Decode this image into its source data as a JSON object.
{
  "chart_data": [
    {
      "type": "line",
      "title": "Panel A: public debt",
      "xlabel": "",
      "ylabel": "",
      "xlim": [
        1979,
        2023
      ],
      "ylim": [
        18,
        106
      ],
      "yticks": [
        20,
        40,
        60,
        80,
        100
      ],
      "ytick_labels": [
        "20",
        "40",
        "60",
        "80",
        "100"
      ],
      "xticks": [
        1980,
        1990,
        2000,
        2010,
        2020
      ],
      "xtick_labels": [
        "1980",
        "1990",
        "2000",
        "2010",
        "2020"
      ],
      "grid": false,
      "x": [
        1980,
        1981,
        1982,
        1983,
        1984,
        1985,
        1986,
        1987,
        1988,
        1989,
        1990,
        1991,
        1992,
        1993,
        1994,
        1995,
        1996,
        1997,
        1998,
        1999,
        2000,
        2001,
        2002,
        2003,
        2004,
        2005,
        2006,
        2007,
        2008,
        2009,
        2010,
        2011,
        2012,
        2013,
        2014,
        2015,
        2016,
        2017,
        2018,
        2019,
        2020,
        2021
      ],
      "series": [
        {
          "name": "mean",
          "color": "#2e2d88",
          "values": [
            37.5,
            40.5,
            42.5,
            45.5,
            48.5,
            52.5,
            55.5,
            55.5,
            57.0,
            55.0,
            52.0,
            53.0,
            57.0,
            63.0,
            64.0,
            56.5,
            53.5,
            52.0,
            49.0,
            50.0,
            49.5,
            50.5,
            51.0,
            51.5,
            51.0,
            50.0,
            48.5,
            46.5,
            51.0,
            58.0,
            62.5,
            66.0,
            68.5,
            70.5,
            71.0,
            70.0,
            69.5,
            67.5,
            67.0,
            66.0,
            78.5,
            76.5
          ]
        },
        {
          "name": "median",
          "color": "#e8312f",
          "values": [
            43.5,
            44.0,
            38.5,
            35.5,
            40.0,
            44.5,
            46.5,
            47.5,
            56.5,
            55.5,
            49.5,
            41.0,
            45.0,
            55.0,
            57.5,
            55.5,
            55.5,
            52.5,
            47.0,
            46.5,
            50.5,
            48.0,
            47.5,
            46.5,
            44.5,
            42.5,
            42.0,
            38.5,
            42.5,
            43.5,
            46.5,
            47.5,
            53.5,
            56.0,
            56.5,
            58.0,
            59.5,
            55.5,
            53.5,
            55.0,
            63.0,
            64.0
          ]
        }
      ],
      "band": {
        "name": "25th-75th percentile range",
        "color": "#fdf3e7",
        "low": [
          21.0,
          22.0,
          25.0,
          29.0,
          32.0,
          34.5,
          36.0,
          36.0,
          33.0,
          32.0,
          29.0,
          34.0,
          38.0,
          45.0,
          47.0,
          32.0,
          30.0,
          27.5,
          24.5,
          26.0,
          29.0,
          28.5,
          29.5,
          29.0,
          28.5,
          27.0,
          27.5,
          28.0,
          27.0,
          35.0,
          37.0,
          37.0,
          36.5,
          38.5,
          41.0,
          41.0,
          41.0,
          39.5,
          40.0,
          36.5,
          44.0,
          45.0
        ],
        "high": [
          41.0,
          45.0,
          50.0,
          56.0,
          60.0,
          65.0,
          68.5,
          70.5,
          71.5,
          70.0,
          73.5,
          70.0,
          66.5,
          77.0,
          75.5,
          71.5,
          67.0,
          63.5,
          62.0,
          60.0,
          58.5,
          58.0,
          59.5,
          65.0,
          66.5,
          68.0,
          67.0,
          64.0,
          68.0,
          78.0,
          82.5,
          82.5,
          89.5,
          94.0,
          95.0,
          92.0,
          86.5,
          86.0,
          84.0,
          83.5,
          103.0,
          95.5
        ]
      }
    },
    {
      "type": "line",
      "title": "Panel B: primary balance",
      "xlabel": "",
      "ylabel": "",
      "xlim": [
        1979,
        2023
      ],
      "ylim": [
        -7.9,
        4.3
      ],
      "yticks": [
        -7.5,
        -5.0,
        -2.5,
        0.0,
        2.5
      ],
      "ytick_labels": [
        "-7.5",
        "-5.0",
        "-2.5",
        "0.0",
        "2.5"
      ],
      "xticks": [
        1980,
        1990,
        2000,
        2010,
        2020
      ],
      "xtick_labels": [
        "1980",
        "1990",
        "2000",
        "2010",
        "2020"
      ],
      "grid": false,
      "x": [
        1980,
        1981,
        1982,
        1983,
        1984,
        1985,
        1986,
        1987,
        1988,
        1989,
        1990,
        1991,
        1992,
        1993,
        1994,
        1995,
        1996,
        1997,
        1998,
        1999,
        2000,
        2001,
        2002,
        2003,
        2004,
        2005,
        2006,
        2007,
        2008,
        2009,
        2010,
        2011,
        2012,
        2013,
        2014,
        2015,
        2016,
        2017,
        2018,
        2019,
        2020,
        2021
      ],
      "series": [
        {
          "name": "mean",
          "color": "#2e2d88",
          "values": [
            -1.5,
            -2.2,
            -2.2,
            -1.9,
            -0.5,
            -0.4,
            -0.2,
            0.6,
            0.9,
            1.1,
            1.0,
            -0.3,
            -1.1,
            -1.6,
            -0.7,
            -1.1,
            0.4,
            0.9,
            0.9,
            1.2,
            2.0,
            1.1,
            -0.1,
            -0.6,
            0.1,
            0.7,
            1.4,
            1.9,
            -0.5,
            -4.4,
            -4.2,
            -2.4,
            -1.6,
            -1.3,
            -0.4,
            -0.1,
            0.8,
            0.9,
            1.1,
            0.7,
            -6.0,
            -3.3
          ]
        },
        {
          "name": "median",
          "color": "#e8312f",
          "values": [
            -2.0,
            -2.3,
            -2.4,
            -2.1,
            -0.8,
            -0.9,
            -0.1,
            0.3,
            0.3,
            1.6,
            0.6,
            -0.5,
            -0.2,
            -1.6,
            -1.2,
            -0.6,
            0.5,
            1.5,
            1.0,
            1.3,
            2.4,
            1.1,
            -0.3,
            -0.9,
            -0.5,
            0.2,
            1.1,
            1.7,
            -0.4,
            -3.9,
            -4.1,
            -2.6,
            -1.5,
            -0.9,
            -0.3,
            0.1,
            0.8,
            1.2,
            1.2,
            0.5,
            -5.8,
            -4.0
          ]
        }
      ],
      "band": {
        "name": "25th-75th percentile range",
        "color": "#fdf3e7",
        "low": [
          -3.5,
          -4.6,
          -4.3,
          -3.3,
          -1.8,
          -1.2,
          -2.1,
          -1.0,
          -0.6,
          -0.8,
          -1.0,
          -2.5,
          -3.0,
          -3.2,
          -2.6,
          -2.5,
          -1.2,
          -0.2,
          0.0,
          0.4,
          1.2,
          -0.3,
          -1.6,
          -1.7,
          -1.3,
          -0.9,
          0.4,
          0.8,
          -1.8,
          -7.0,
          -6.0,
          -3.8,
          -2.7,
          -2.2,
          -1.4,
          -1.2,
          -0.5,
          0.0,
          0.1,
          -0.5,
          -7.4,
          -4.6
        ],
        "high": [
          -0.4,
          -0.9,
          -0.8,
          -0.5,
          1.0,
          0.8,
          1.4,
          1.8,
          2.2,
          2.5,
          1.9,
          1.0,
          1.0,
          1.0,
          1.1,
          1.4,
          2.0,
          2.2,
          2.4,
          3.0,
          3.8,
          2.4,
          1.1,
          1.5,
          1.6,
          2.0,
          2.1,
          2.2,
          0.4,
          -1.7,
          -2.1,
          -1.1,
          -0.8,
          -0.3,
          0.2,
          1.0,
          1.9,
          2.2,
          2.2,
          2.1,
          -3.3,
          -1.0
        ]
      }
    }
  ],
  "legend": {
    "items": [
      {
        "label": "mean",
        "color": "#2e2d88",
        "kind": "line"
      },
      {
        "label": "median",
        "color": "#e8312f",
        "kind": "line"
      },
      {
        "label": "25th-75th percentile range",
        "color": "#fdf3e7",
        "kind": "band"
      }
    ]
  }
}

________

▶ [Your goal]: Gather up every line in the data above that contains the word "Panel", copying each one.

▶ [Exercise output]:
      "title": "Panel A: public debt",
      "title": "Panel B: primary balance",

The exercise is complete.